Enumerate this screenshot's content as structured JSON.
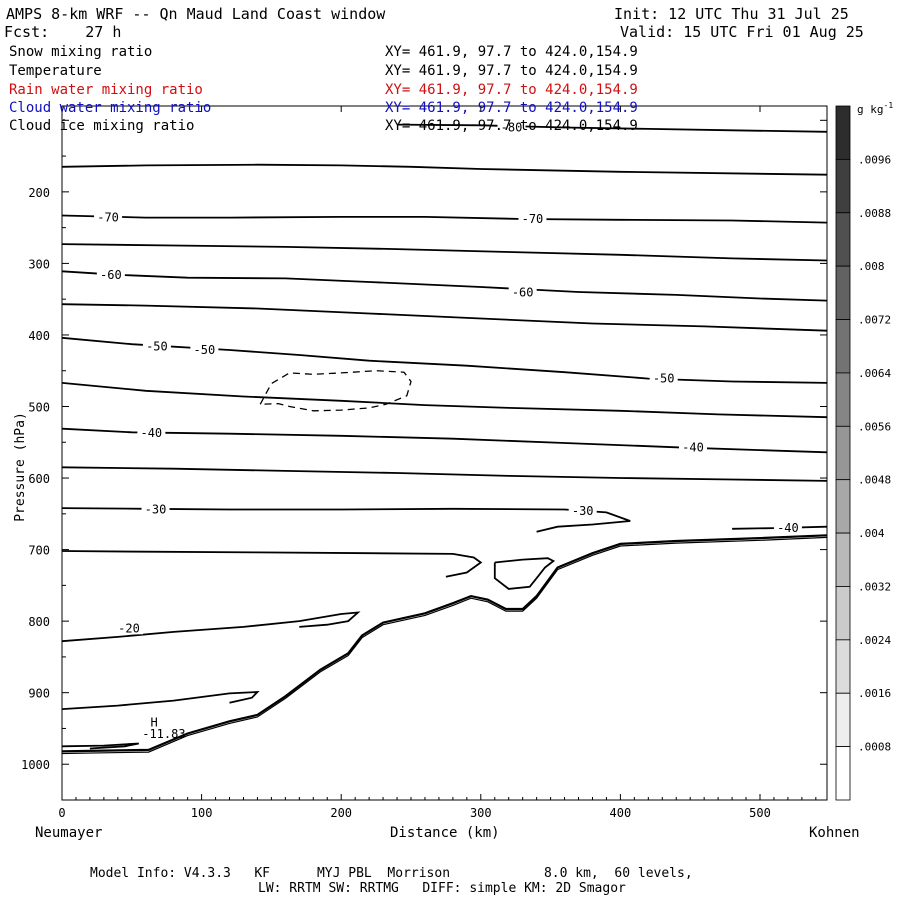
{
  "header": {
    "title": "AMPS 8-km WRF -- Qn Maud Land Coast window",
    "init": "Init: 12 UTC Thu 31 Jul 25",
    "fcst": "Fcst:    27 h",
    "valid": "Valid: 15 UTC Fri 01 Aug 25"
  },
  "fields": [
    {
      "name": "Snow mixing ratio",
      "xy": "XY= 461.9, 97.7 to 424.0,154.9",
      "color": "#000000"
    },
    {
      "name": "Temperature",
      "xy": "XY= 461.9, 97.7 to 424.0,154.9",
      "color": "#000000"
    },
    {
      "name": "Rain water mixing ratio",
      "xy": "XY= 461.9, 97.7 to 424.0,154.9",
      "color": "#d01010"
    },
    {
      "name": "Cloud water mixing ratio",
      "xy": "XY= 461.9, 97.7 to 424.0,154.9",
      "color": "#1010c0"
    },
    {
      "name": "Cloud ice mixing ratio",
      "xy": "XY= 461.9, 97.7 to 424.0,154.9",
      "color": "#000000"
    }
  ],
  "footer": {
    "line1": "Model Info: V4.3.3   KF      MYJ PBL  Morrison            8.0 km,  60 levels,",
    "line2": "LW: RRTM SW: RRTMG   DIFF: simple KM: 2D Smagor"
  },
  "chart_data": {
    "type": "contour",
    "title": "AMPS 8-km WRF -- Qn Maud Land Coast window",
    "xlabel": "Distance (km)",
    "ylabel": "Pressure (hPa)",
    "xlim": [
      0,
      548
    ],
    "ylim": [
      1050,
      80
    ],
    "x_end_labels": {
      "left": "Neumayer",
      "right": "Kohnen"
    },
    "x_ticks": [
      0,
      100,
      200,
      300,
      400,
      500
    ],
    "y_ticks": [
      200,
      300,
      400,
      500,
      600,
      700,
      800,
      900,
      1000
    ],
    "y_tick_labels": [
      "",
      "200",
      "300",
      "400",
      "500",
      "600",
      "700",
      "800",
      "900",
      "1000"
    ],
    "colorbar": {
      "units": "g kg",
      "units_exp": "-1",
      "ticks": [
        ".0096",
        ".0088",
        ".008",
        ".0072",
        ".0064",
        ".0056",
        ".0048",
        ".004",
        ".0032",
        ".0024",
        ".0016",
        ".0008"
      ]
    },
    "temperature_contours": [
      {
        "label": "-80",
        "labels_at": [
          [
            322,
            110
          ]
        ],
        "points": [
          [
            240,
            106
          ],
          [
            300,
            107
          ],
          [
            360,
            110
          ],
          [
            420,
            112
          ],
          [
            480,
            114
          ],
          [
            548,
            116
          ]
        ]
      },
      {
        "label": "",
        "labels_at": [],
        "points": [
          [
            0,
            165
          ],
          [
            60,
            163
          ],
          [
            140,
            162
          ],
          [
            200,
            163
          ],
          [
            250,
            165
          ],
          [
            300,
            168
          ],
          [
            400,
            172
          ],
          [
            548,
            176
          ]
        ]
      },
      {
        "label": "-70",
        "labels_at": [
          [
            33,
            236
          ],
          [
            337,
            238
          ]
        ],
        "points": [
          [
            0,
            233
          ],
          [
            60,
            236
          ],
          [
            120,
            236
          ],
          [
            200,
            235
          ],
          [
            260,
            235
          ],
          [
            330,
            238
          ],
          [
            400,
            239
          ],
          [
            480,
            240
          ],
          [
            548,
            243
          ]
        ]
      },
      {
        "label": "",
        "labels_at": [],
        "points": [
          [
            0,
            273
          ],
          [
            80,
            275
          ],
          [
            160,
            277
          ],
          [
            240,
            280
          ],
          [
            320,
            284
          ],
          [
            400,
            288
          ],
          [
            480,
            293
          ],
          [
            548,
            296
          ]
        ]
      },
      {
        "label": "-60",
        "labels_at": [
          [
            35,
            316
          ],
          [
            330,
            341
          ]
        ],
        "points": [
          [
            0,
            311
          ],
          [
            40,
            316
          ],
          [
            90,
            320
          ],
          [
            160,
            321
          ],
          [
            220,
            326
          ],
          [
            300,
            333
          ],
          [
            370,
            340
          ],
          [
            440,
            344
          ],
          [
            500,
            349
          ],
          [
            548,
            352
          ]
        ]
      },
      {
        "label": "",
        "labels_at": [],
        "points": [
          [
            0,
            357
          ],
          [
            60,
            359
          ],
          [
            140,
            363
          ],
          [
            220,
            370
          ],
          [
            300,
            377
          ],
          [
            380,
            384
          ],
          [
            460,
            388
          ],
          [
            548,
            394
          ]
        ]
      },
      {
        "label": "-50",
        "labels_at": [
          [
            68,
            416
          ],
          [
            102,
            421
          ],
          [
            431,
            461
          ]
        ],
        "points": [
          [
            0,
            404
          ],
          [
            50,
            413
          ],
          [
            120,
            421
          ],
          [
            170,
            428
          ],
          [
            220,
            436
          ],
          [
            290,
            443
          ],
          [
            360,
            452
          ],
          [
            420,
            461
          ],
          [
            480,
            465
          ],
          [
            548,
            467
          ]
        ]
      },
      {
        "label": "",
        "labels_at": [],
        "points": [
          [
            0,
            467
          ],
          [
            60,
            478
          ],
          [
            130,
            486
          ],
          [
            200,
            492
          ],
          [
            260,
            498
          ],
          [
            320,
            502
          ],
          [
            400,
            506
          ],
          [
            470,
            511
          ],
          [
            548,
            515
          ]
        ]
      },
      {
        "label": "-40",
        "labels_at": [
          [
            64,
            537
          ],
          [
            452,
            557
          ]
        ],
        "points": [
          [
            0,
            531
          ],
          [
            50,
            536
          ],
          [
            120,
            538
          ],
          [
            200,
            541
          ],
          [
            280,
            545
          ],
          [
            360,
            551
          ],
          [
            440,
            557
          ],
          [
            500,
            561
          ],
          [
            548,
            564
          ]
        ]
      },
      {
        "label": "",
        "labels_at": [],
        "points": [
          [
            0,
            585
          ],
          [
            80,
            587
          ],
          [
            160,
            590
          ],
          [
            240,
            593
          ],
          [
            320,
            597
          ],
          [
            400,
            600
          ],
          [
            480,
            602
          ],
          [
            548,
            604
          ]
        ]
      },
      {
        "label": "-30",
        "labels_at": [
          [
            67,
            644
          ],
          [
            373,
            646
          ]
        ],
        "points": [
          [
            0,
            642
          ],
          [
            60,
            643
          ],
          [
            120,
            644
          ],
          [
            200,
            644
          ],
          [
            280,
            643
          ],
          [
            360,
            644
          ],
          [
            390,
            648
          ],
          [
            407,
            660
          ],
          [
            380,
            665
          ],
          [
            355,
            668
          ],
          [
            340,
            675
          ]
        ]
      },
      {
        "label": "",
        "labels_at": [],
        "points": [
          [
            0,
            702
          ],
          [
            60,
            703
          ],
          [
            140,
            704
          ],
          [
            220,
            705
          ],
          [
            280,
            706
          ],
          [
            295,
            711
          ],
          [
            300,
            718
          ],
          [
            290,
            732
          ],
          [
            275,
            738
          ]
        ]
      },
      {
        "label": "",
        "labels_at": [],
        "points": [
          [
            310,
            718
          ],
          [
            330,
            714
          ],
          [
            348,
            712
          ],
          [
            352,
            716
          ],
          [
            346,
            725
          ],
          [
            340,
            740
          ],
          [
            335,
            752
          ],
          [
            320,
            755
          ],
          [
            310,
            740
          ],
          [
            310,
            718
          ]
        ]
      },
      {
        "label": "-20",
        "labels_at": [
          [
            48,
            810
          ]
        ],
        "points": [
          [
            0,
            828
          ],
          [
            40,
            822
          ],
          [
            80,
            815
          ],
          [
            130,
            808
          ],
          [
            170,
            800
          ],
          [
            200,
            790
          ],
          [
            212,
            788
          ],
          [
            205,
            800
          ],
          [
            190,
            805
          ],
          [
            170,
            808
          ]
        ]
      },
      {
        "label": "",
        "labels_at": [],
        "points": [
          [
            0,
            923
          ],
          [
            40,
            918
          ],
          [
            80,
            911
          ],
          [
            120,
            901
          ],
          [
            140,
            899
          ],
          [
            136,
            907
          ],
          [
            120,
            914
          ]
        ]
      },
      {
        "label": "",
        "labels_at": [],
        "points": [
          [
            0,
            975
          ],
          [
            30,
            974
          ],
          [
            55,
            971
          ],
          [
            45,
            975
          ],
          [
            20,
            978
          ]
        ]
      },
      {
        "label": "-40",
        "labels_at": [
          [
            520,
            670
          ]
        ],
        "points": [
          [
            480,
            671
          ],
          [
            510,
            670
          ],
          [
            548,
            668
          ]
        ]
      }
    ],
    "cloud_ice_dashed_contour": {
      "points": [
        [
          142,
          497
        ],
        [
          150,
          468
        ],
        [
          163,
          453
        ],
        [
          180,
          455
        ],
        [
          200,
          453
        ],
        [
          225,
          450
        ],
        [
          245,
          452
        ],
        [
          250,
          465
        ],
        [
          247,
          485
        ],
        [
          232,
          497
        ],
        [
          220,
          502
        ],
        [
          200,
          505
        ],
        [
          180,
          506
        ],
        [
          163,
          500
        ],
        [
          155,
          496
        ],
        [
          142,
          497
        ]
      ]
    },
    "terrain_profile": {
      "points": [
        [
          0,
          982
        ],
        [
          30,
          981
        ],
        [
          62,
          980
        ],
        [
          90,
          957
        ],
        [
          120,
          940
        ],
        [
          140,
          931
        ],
        [
          160,
          905
        ],
        [
          185,
          868
        ],
        [
          205,
          845
        ],
        [
          215,
          820
        ],
        [
          230,
          802
        ],
        [
          260,
          789
        ],
        [
          280,
          775
        ],
        [
          293,
          765
        ],
        [
          305,
          770
        ],
        [
          318,
          783
        ],
        [
          330,
          783
        ],
        [
          340,
          765
        ],
        [
          355,
          725
        ],
        [
          380,
          705
        ],
        [
          400,
          692
        ],
        [
          440,
          688
        ],
        [
          500,
          684
        ],
        [
          548,
          680
        ]
      ]
    },
    "annotations": [
      {
        "text": "H",
        "x": 66,
        "y": 947
      },
      {
        "text": "-11.83",
        "x": 73,
        "y": 963
      }
    ]
  }
}
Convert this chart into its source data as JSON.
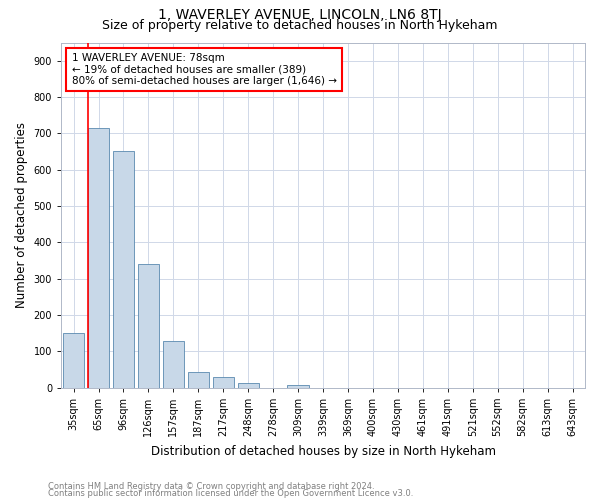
{
  "title": "1, WAVERLEY AVENUE, LINCOLN, LN6 8TJ",
  "subtitle": "Size of property relative to detached houses in North Hykeham",
  "xlabel": "Distribution of detached houses by size in North Hykeham",
  "ylabel": "Number of detached properties",
  "categories": [
    "35sqm",
    "65sqm",
    "96sqm",
    "126sqm",
    "157sqm",
    "187sqm",
    "217sqm",
    "248sqm",
    "278sqm",
    "309sqm",
    "339sqm",
    "369sqm",
    "400sqm",
    "430sqm",
    "461sqm",
    "491sqm",
    "521sqm",
    "552sqm",
    "582sqm",
    "613sqm",
    "643sqm"
  ],
  "values": [
    150,
    715,
    650,
    340,
    128,
    42,
    30,
    12,
    0,
    8,
    0,
    0,
    0,
    0,
    0,
    0,
    0,
    0,
    0,
    0,
    0
  ],
  "bar_color": "#c8d8e8",
  "bar_edge_color": "#5a8ab0",
  "grid_color": "#d0d8e8",
  "annotation_line1": "1 WAVERLEY AVENUE: 78sqm",
  "annotation_line2": "← 19% of detached houses are smaller (389)",
  "annotation_line3": "80% of semi-detached houses are larger (1,646) →",
  "ylim": [
    0,
    950
  ],
  "yticks": [
    0,
    100,
    200,
    300,
    400,
    500,
    600,
    700,
    800,
    900
  ],
  "footnote1": "Contains HM Land Registry data © Crown copyright and database right 2024.",
  "footnote2": "Contains public sector information licensed under the Open Government Licence v3.0.",
  "title_fontsize": 10,
  "subtitle_fontsize": 9,
  "tick_fontsize": 7,
  "ylabel_fontsize": 8.5,
  "xlabel_fontsize": 8.5,
  "annotation_fontsize": 7.5,
  "footnote_fontsize": 6,
  "red_line_x": 0.575
}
********************
EXERCISE DETAILS: Produce an exact copy of only those lines that run from the line with "Convert this chart" to the final line of the records, including both; exclude images.

RESULT OF THE TASK:
Convert this chart into its source data as JSON.
{
  "title": "1, WAVERLEY AVENUE, LINCOLN, LN6 8TJ",
  "subtitle": "Size of property relative to detached houses in North Hykeham",
  "xlabel": "Distribution of detached houses by size in North Hykeham",
  "ylabel": "Number of detached properties",
  "categories": [
    "35sqm",
    "65sqm",
    "96sqm",
    "126sqm",
    "157sqm",
    "187sqm",
    "217sqm",
    "248sqm",
    "278sqm",
    "309sqm",
    "339sqm",
    "369sqm",
    "400sqm",
    "430sqm",
    "461sqm",
    "491sqm",
    "521sqm",
    "552sqm",
    "582sqm",
    "613sqm",
    "643sqm"
  ],
  "values": [
    150,
    715,
    650,
    340,
    128,
    42,
    30,
    12,
    0,
    8,
    0,
    0,
    0,
    0,
    0,
    0,
    0,
    0,
    0,
    0,
    0
  ],
  "bar_color": "#c8d8e8",
  "bar_edge_color": "#5a8ab0",
  "grid_color": "#d0d8e8",
  "annotation_line1": "1 WAVERLEY AVENUE: 78sqm",
  "annotation_line2": "← 19% of detached houses are smaller (389)",
  "annotation_line3": "80% of semi-detached houses are larger (1,646) →",
  "ylim": [
    0,
    950
  ],
  "yticks": [
    0,
    100,
    200,
    300,
    400,
    500,
    600,
    700,
    800,
    900
  ],
  "footnote1": "Contains HM Land Registry data © Crown copyright and database right 2024.",
  "footnote2": "Contains public sector information licensed under the Open Government Licence v3.0.",
  "title_fontsize": 10,
  "subtitle_fontsize": 9,
  "tick_fontsize": 7,
  "ylabel_fontsize": 8.5,
  "xlabel_fontsize": 8.5,
  "annotation_fontsize": 7.5,
  "footnote_fontsize": 6,
  "red_line_x": 0.575
}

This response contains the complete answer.